• GIVEN PASSAGE:
______
All familiar stuff we have been talking up for a while now – right?
Trouble is, the ascendance of marketing and fundraising in our sector is pushing volunteering aside, ignoring the potential returns on comparatively low-cost investment in volunteer skills and time – and overlooking the salary costs for those well-paid marketers and fundraisers. Some of the tales that come to my notice – the shoddy treatment of volunteers by fundraisers, or the last-minute engagement of the manager of volunteers for organising an event – demonstrate a kind of discrimination against volunteering, not to mention the exploitation of volunteer goodwill.
So it has never been more important to get switched on to principles of marketing, to pushing barrows and proclaiming achievements, and to demonstrating the value of our volunteer programmes. I’ll bet the carpet-bag of management skills carried by volunteer leaders will include patience, tact, empathy, assessment and negotiation – all attributes extolled for fundraising and marketing. I reckon we could teach those teams a thing or two.
We just have to get out there and do it. Now!
If you think you need a leg-up to get started just get yourself to the Australasian Retreat for Advanced Volunteer Management in Sydney, March 20-22. Quite simply, and honestly, it is the best ever opportunity for professional development in managing volunteers, being simultaneously challenging and supportive, and fun. Try it, and see for yourself.
January 20, 2013
Posted in A Bigger Picture, Annual Review, Best Practice, Managers Matter tagged business, Civil Society, community leadership, community-led development, Managers of Volunteers, Organisation development, Qualitative outcomes, social entrepreneur at 3:43 am by Sue Hine
Looking good from last year was the continuing increase in numbers of volunteers, especially from youth cohorts. There was a lot more corporate volunteering too. I was heartened by the increased support and recognition for International Volunteer Managers’ Day (November 5) and for International Volunteer’s Day (December 5). And it seemed there was greater and more effective use of the e-waves than previously – for recruiting volunteers, for creative news reporting on volunteering, and for producing better and brighter organisation websites.
______
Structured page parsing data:
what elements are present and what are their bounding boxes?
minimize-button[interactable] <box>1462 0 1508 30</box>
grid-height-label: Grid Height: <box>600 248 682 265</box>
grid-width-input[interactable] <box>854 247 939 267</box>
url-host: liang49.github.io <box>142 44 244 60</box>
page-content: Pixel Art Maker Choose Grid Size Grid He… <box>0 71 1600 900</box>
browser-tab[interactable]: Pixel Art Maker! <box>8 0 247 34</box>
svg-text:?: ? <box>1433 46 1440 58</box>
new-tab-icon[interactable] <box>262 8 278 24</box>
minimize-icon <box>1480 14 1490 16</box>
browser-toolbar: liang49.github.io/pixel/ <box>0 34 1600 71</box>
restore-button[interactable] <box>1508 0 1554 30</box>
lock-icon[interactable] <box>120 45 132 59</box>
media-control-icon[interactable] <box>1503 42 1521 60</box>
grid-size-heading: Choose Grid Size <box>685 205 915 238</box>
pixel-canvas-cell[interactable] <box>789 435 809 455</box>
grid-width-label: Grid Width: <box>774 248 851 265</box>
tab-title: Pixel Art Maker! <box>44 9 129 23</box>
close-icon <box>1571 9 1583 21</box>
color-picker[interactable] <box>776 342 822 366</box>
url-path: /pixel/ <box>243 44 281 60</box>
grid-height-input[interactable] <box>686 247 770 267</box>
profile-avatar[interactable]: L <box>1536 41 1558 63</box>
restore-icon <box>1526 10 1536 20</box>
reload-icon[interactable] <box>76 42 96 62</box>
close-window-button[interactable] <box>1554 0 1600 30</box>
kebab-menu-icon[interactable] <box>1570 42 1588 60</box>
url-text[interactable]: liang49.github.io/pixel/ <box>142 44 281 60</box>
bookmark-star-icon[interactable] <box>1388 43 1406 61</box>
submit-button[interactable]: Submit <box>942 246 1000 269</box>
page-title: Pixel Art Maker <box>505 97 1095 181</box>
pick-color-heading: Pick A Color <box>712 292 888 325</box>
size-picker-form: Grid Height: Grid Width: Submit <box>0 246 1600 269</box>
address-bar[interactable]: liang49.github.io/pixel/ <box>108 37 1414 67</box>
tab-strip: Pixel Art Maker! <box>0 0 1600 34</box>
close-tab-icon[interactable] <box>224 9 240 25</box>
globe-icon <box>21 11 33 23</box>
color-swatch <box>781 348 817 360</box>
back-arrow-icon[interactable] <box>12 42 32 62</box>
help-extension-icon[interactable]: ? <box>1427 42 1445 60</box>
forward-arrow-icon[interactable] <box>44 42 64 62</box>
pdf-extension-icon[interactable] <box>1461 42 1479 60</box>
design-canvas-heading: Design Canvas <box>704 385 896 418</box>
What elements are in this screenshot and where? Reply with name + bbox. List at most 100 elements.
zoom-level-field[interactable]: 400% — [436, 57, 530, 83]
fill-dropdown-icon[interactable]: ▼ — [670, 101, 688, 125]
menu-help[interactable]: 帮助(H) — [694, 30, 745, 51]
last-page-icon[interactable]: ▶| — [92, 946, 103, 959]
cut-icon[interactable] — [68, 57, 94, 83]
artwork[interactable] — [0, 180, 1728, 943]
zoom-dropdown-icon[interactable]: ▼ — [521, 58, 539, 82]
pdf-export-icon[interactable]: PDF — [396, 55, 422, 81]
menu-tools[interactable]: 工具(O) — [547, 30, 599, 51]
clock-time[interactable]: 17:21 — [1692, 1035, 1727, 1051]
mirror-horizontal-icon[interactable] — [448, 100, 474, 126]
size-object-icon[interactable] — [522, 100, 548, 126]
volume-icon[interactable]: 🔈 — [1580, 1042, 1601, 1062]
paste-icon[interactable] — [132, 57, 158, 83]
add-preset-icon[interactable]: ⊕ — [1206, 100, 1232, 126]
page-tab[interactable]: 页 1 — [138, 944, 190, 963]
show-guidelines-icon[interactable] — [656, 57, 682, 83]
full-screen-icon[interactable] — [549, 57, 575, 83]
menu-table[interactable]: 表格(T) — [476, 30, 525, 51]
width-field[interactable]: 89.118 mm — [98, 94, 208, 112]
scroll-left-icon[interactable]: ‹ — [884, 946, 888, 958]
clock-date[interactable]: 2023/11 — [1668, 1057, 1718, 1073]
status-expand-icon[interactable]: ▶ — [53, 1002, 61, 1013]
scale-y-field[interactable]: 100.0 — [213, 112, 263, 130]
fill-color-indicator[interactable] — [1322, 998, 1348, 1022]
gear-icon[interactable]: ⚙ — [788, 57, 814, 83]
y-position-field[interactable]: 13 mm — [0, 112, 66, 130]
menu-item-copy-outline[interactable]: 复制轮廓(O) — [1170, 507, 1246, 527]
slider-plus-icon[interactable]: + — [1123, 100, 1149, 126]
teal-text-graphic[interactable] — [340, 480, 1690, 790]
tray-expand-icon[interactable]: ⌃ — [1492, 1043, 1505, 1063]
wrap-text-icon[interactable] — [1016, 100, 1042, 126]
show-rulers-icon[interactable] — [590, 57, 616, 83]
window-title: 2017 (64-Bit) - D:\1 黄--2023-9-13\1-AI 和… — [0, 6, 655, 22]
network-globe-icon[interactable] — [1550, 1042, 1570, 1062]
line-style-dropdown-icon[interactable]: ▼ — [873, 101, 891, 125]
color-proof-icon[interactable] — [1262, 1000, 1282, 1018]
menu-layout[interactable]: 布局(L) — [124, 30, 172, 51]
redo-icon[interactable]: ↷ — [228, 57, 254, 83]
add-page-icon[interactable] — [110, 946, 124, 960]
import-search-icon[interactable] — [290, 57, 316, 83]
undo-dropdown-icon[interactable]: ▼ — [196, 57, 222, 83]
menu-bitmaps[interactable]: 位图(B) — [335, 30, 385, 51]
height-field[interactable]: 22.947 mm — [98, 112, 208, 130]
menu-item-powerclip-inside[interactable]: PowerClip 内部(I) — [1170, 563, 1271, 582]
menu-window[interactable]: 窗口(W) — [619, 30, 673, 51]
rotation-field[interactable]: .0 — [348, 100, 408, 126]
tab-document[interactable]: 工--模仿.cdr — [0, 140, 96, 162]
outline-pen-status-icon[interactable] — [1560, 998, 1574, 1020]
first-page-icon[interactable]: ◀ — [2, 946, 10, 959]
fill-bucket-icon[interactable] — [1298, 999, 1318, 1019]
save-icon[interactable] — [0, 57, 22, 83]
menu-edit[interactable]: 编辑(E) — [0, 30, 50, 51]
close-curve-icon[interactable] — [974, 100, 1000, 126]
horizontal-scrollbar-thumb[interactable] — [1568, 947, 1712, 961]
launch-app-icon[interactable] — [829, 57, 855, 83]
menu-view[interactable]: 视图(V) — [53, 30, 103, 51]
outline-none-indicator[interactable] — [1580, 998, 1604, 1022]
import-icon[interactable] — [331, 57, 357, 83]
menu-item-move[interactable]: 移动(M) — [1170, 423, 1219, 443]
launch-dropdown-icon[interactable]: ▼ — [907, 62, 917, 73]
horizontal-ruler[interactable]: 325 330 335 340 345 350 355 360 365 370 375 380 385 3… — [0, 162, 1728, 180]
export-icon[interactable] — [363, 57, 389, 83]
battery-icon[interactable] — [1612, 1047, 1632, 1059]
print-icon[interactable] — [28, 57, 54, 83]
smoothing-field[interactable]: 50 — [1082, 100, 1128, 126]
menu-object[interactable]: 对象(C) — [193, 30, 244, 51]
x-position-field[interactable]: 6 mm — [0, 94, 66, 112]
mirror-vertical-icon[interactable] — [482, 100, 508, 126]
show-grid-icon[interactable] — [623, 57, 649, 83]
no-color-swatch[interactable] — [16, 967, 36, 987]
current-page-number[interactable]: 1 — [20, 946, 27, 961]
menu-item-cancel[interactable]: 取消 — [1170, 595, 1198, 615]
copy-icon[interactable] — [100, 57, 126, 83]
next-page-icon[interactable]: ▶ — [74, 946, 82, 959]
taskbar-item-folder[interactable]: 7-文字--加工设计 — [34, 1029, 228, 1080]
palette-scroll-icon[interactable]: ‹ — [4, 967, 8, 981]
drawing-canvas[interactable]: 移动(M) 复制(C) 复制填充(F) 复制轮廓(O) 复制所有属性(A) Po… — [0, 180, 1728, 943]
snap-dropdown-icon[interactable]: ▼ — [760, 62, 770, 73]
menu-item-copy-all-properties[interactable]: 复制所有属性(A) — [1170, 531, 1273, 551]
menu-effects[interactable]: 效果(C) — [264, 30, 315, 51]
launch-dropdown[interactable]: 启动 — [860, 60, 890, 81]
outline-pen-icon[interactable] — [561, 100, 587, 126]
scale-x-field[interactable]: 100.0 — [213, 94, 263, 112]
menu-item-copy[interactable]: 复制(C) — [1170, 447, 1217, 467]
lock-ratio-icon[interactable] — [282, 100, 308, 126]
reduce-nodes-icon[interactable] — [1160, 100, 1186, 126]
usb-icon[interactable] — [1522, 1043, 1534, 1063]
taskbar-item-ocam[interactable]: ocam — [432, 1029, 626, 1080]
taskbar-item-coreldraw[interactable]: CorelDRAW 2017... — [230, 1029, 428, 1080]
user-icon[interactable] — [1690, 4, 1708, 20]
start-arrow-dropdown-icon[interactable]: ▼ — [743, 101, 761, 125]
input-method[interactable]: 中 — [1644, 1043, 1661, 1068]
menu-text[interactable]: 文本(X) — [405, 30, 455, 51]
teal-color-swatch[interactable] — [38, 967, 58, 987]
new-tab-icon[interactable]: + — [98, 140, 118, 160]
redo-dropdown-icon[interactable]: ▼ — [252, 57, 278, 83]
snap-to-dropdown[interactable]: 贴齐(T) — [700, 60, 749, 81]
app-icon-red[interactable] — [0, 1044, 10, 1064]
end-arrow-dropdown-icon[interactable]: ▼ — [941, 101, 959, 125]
______
• BRIEF 1: According to the blog post, where and on what dates is the Australasian Retreat for Advanced Volunteer Management held?
• BRIEF 2: List the attributes that the blog post says the carpet-bag of management skills carried by volunteer leaders will include.
• BRIEF 3: Write out the part of the blog post that opens with the words containing "So it has never" and closes with "see for yourself.".

• ANSWER SPACE 1: It is held in Sydney, March 20-22.

• ANSWER SPACE 2: patience, tact, empathy, assessment, negotiation

• ANSWER SPACE 3:
So it has never been more important to get switched on to principles of marketing, to pushing barrows and proclaiming achievements, and to demonstrating the value of our volunteer programmes. I’ll bet the carpet-bag of management skills carried by volunteer leaders will include patience, tact, empathy, assessment and negotiation – all attributes extolled for fundraising and marketing. I reckon we could teach those teams a thing or two.
We just have to get out there and do it. Now!
If you think you need a leg-up to get started just get yourself to the Australasian Retreat for Advanced Volunteer Management in Sydney, March 20-22. Quite simply, and honestly, it is the best ever opportunity for professional development in managing volunteers, being simultaneously challenging and supportive, and fun. Try it, and see for yourself.